◆ GIVEN INSTRUCTION: Copy down word for word the lines of the material from the line containing "moovit-trip-map-screen: Via Light" up to and including the line containing "moovit-wordmark: moovit [450, 497, 532, 528]".

◆ Element location listings:

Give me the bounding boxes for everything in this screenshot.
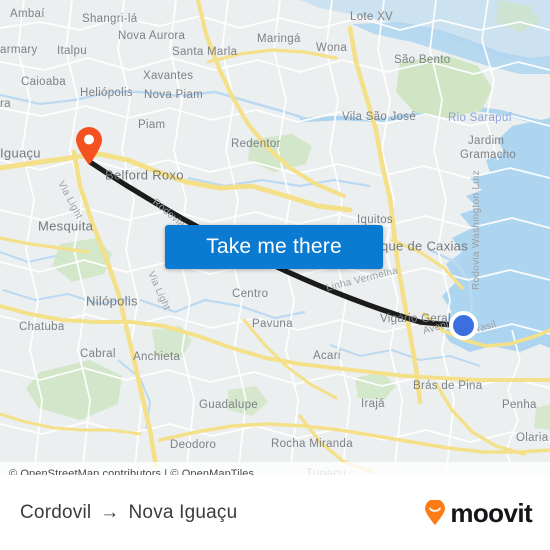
moovit-trip-map-screen: Via Light Rodovia Via Light Linha Vermelha R… [0, 0, 550, 550]
map-place-label: Deodoro [170, 439, 216, 451]
origin-pin-marker[interactable] [74, 126, 104, 166]
map-place-label: Centro [232, 288, 268, 300]
map-place-label: Wona [316, 42, 347, 54]
map-place-label: armary [0, 44, 38, 56]
map-place-label: Jardim [468, 135, 504, 147]
take-me-there-button[interactable]: Take me there [165, 225, 383, 269]
trip-origin-label: Cordovil [20, 501, 92, 523]
map-place-label: Irajá [361, 398, 385, 410]
map-attribution-text[interactable]: © OpenStreetMap contributors | © OpenMap… [9, 468, 254, 476]
map-place-label: Vigário Geral [380, 313, 451, 325]
map-place-label: Redentor [231, 138, 281, 150]
map-road-label: Rodovia Washington Luiz [471, 170, 482, 290]
map-place-label: Nova Aurora [118, 30, 186, 42]
destination-dot-inner [453, 315, 474, 336]
map-place-label: que de Caxias [381, 239, 468, 254]
map-place-label: Xavantes [143, 70, 193, 82]
map-place-label: Gramacho [460, 149, 516, 161]
map-place-label: Rio Sarapuí [448, 112, 513, 124]
map-place-label: Pavuna [252, 318, 293, 330]
map-place-label: Belford Roxo [105, 168, 184, 183]
map-attribution: © OpenStreetMap contributors | © OpenMap… [0, 462, 550, 475]
map-place-label: Italpu [57, 45, 87, 57]
map-place-label: Olaria [516, 432, 549, 444]
map-place-label: Anchieta [133, 351, 180, 363]
moovit-pin-icon [425, 499, 446, 525]
map-place-label: ra [0, 98, 11, 110]
map-place-label: Penha [502, 399, 537, 411]
map-place-label: São Bento [394, 54, 450, 66]
trip-destination-label: Nova Iguaçu [128, 501, 238, 523]
moovit-wordmark: moovit [450, 497, 532, 528]
map-place-label: Rocha Miranda [271, 438, 353, 450]
map-place-label: Lote XV [350, 11, 393, 23]
map-place-label: Mesquita [38, 219, 94, 234]
map-place-label: Caioaba [21, 76, 66, 88]
map-place-label: Vila São José [342, 111, 416, 123]
map-place-label: Ambaí [10, 8, 45, 20]
map-place-label: Maringá [257, 33, 301, 45]
map-pin-icon [76, 127, 102, 165]
footer-bar: Cordovil → Nova Iguaçu moovit [0, 475, 550, 550]
map-place-label: Iguaçu [0, 146, 41, 161]
map-place-label: Nova Piam [144, 89, 203, 101]
trip-summary: Cordovil → Nova Iguaçu [20, 502, 237, 524]
moovit-logo[interactable]: moovit [422, 497, 533, 528]
map-place-label: Heliópolis [80, 87, 133, 99]
map-place-label: Nilópolis [86, 294, 138, 309]
map-place-label: Brás de Pina [413, 380, 483, 392]
map-place-label: Guadalupe [199, 399, 258, 411]
map-place-label: Cabral [80, 348, 116, 360]
arrow-right-icon: → [100, 502, 120, 523]
map-place-label: Piam [138, 119, 165, 131]
map-place-label: Santa Marla [172, 46, 238, 58]
map-place-label: Shangri-lá [82, 13, 138, 25]
map-place-label: Chatuba [19, 321, 65, 333]
map-place-label: Acari [313, 350, 341, 362]
destination-dot-marker[interactable] [449, 311, 478, 340]
map-canvas[interactable]: Via Light Rodovia Via Light Linha Vermelha R… [0, 0, 550, 475]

◆ EXPECTED ANSWER:
moovit-trip-map-screen: Via Light Rodovia Via Light Linha Vermelha R… [0, 0, 550, 550]
map-place-label: Deodoro [170, 439, 216, 451]
origin-pin-marker[interactable] [74, 126, 104, 166]
map-place-label: Centro [232, 288, 268, 300]
map-place-label: Wona [316, 42, 347, 54]
map-place-label: armary [0, 44, 38, 56]
map-place-label: Jardim [468, 135, 504, 147]
take-me-there-button[interactable]: Take me there [165, 225, 383, 269]
trip-origin-label: Cordovil [20, 501, 92, 523]
map-place-label: Irajá [361, 398, 385, 410]
map-attribution-text[interactable]: © OpenStreetMap contributors | © OpenMap… [9, 468, 254, 476]
map-place-label: Vigário Geral [380, 313, 451, 325]
map-place-label: Redentor [231, 138, 281, 150]
map-road-label: Rodovia Washington Luiz [471, 170, 482, 290]
map-place-label: Nova Aurora [118, 30, 186, 42]
destination-dot-inner [453, 315, 474, 336]
map-place-label: que de Caxias [381, 239, 468, 254]
map-place-label: Xavantes [143, 70, 193, 82]
map-place-label: Gramacho [460, 149, 516, 161]
map-place-label: Rio Sarapuí [448, 112, 513, 124]
map-place-label: Pavuna [252, 318, 293, 330]
map-place-label: Belford Roxo [105, 168, 184, 183]
map-attribution: © OpenStreetMap contributors | © OpenMap… [0, 462, 550, 475]
map-place-label: Italpu [57, 45, 87, 57]
map-place-label: Olaria [516, 432, 549, 444]
map-place-label: Anchieta [133, 351, 180, 363]
moovit-pin-icon [425, 499, 446, 525]
map-place-label: ra [0, 98, 11, 110]
map-place-label: Penha [502, 399, 537, 411]
map-place-label: São Bento [394, 54, 450, 66]
trip-destination-label: Nova Iguaçu [128, 501, 238, 523]
moovit-wordmark: moovit [450, 497, 532, 528]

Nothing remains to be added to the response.